### Set problem
In the essay on global citizenship and internet access, what percentage of households in the least developed countries can reach the internet from home?

— START OF Source excerpt —

Cloud Communities: The Dawn of Global Citizenship?

Old Divides New Devices: Global Citizenship for Only Half of the World

By Lea Ypi (London School of Economics and Political Science)

 

There is no doubt that we live in an age of global communication. But who is able to communicate and how is access to the means that enable that communication (computers, mobile phones, internet lines) distributed?

Consider again the facts of global interconnectedness with which Liav Orgad begins his piece. But consider them from a different perspective, not that of the wealthy Western academic who blogs about cloud communities. If half of the world population spends time online, it means that the other half does not. While 94 percent of the youth population in the developed world has access to the Internet, 70 percent of youngsters in least developed countries do not. While almost one-third of the global population uses smartphones, the other two-thirds (the vast majority) does not. If global internet use in 2017 was at 48 percent, 52 percent of the world’s population was left out. In the least developed countries only 15 per cent of households have access to the internet from their homes and 85% rely on schools, offices, libraries or other public connections to access the web. The proportion of men using the internet is higher than the proportion of women, and the proportion of private internet access in developed countries is twice as high as in developing ones (ITU, 2017).

All this suggests that the narrative of global interconnectedness on which the ideal of global citizenship rests is only half true and true only for half of the world. There is of course the claim that even for the half of the world that is connected, the technology might not work very well. There are the dangers of digital identities being stolen and of data centres, Internet servers, and the rest of the infrastructure being vulnerable to hacking, as Dumbrava emphasises in his contribution. But my problem is even more basic. One of the most attractive features of global citizenship based on blockchain technologies seems to be that it does not entail the right to exclude. But either proponents of that ideal start with the world as it is, or they do not. If they take the world as it is, they endorse an even more pernicious form of exclusion, the exclusion of those who have no access to the internet from the community of those that do, and they proceed to reify the separation between the two. If they start with the world as it ought to be, they owe us an argument on how we can get from here to there. How can we make sure that the half of the world that has no access to the internet can do so? How are we going to take care of the costs of IT provision? What will put an end to the inequalities that make it the case that for some people (like me) mobile phones are an extension of themselves and for some others only an aspiration? Who controls the production of the tools that lead to differentiated access of the means of connection?

— END OF Source excerpt —
— START OF Data extract —

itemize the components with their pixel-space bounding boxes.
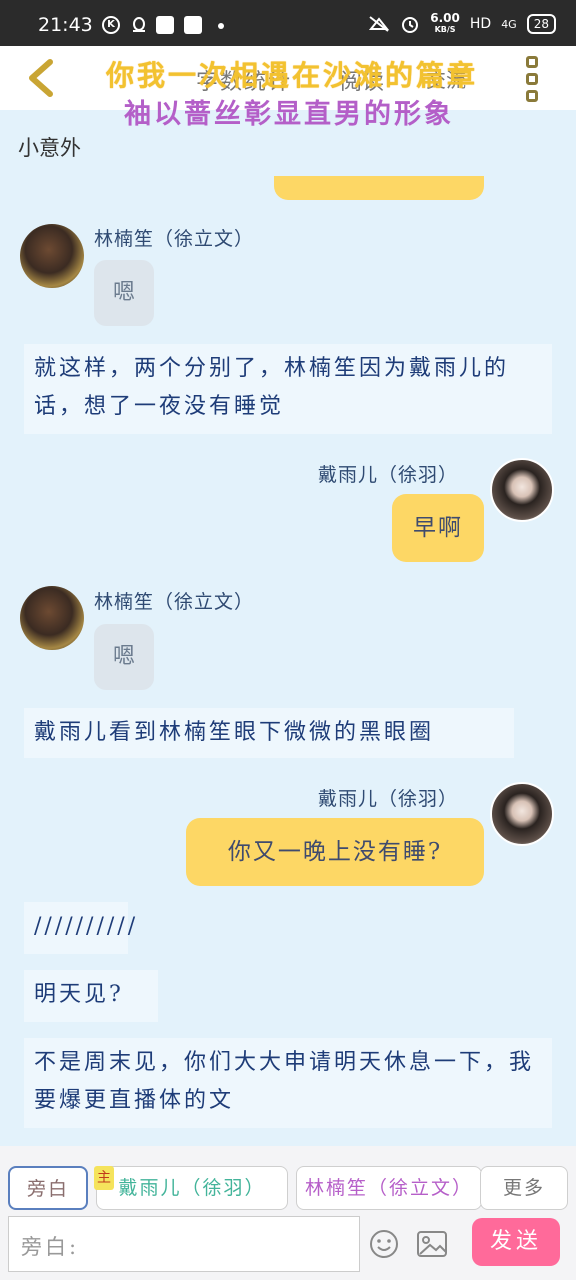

— END OF Data extract —

### Full response
15 percent